##### Task data
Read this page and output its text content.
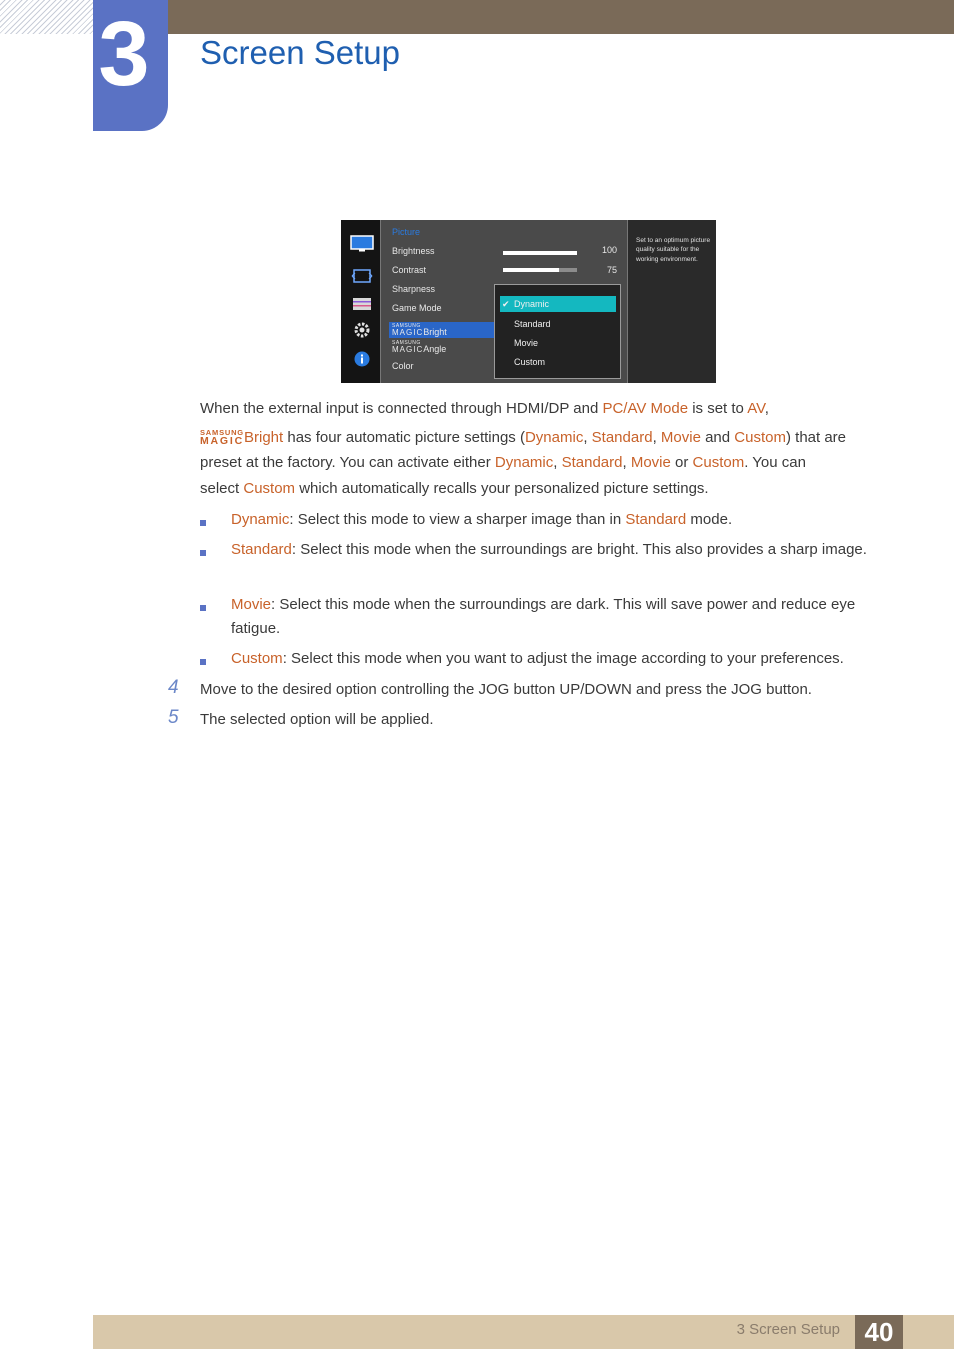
3 Screen Setup
Picture
Brightness	100
Contrast	75
Sharpness
Game Mode
SAMSUNG
MAGIC Bright
SAMSUNG
MAGIC Angle
Color
✔ Dynamic
Standard
Movie
Custom
Set to an optimum picture quality suitable for the working environment.
When the external input is connected through HDMI/DP and PC/AV Mode is set to AV,
SAMSUNG
MAGIC Bright has four automatic picture settings (Dynamic, Standard, Movie and Custom) that are
preset at the factory. You can activate either Dynamic, Standard, Movie or Custom. You can
select Custom which automatically recalls your personalized picture settings.
Dynamic: Select this mode to view a sharper image than in Standard mode.
Standard: Select this mode when the surroundings are bright. This also provides a sharp image.
Movie: Select this mode when the surroundings are dark. This will save power and reduce eye fatigue.
Custom: Select this mode when you want to adjust the image according to your preferences.
4	Move to the desired option controlling the JOG button UP/DOWN and press the JOG button.
5	The selected option will be applied.
3 Screen Setup 40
##########
(Directive)
The data above should be repeated exactly, minus any pictures.

(Solution to this exercise)
Read this page and output its text content.
3 Screen Setup
Picture
Brightness	100
Contrast	75
Sharpness
Game Mode
SAMSUNG
MAGIC Bright
SAMSUNG
MAGIC Angle
Color
✔ Dynamic
Standard
Movie
Custom
Set to an optimum picture quality suitable for the working environment.
When the external input is connected through HDMI/DP and PC/AV Mode is set to AV,
SAMSUNG
MAGIC Bright has four automatic picture settings (Dynamic, Standard, Movie and Custom) that are
preset at the factory. You can activate either Dynamic, Standard, Movie or Custom. You can
select Custom which automatically recalls your personalized picture settings.
Dynamic: Select this mode to view a sharper image than in Standard mode.
Standard: Select this mode when the surroundings are bright. This also provides a sharp image.
Movie: Select this mode when the surroundings are dark. This will save power and reduce eye fatigue.
Custom: Select this mode when you want to adjust the image according to your preferences.
4	Move to the desired option controlling the JOG button UP/DOWN and press the JOG button.
5	The selected option will be applied.
3 Screen Setup 40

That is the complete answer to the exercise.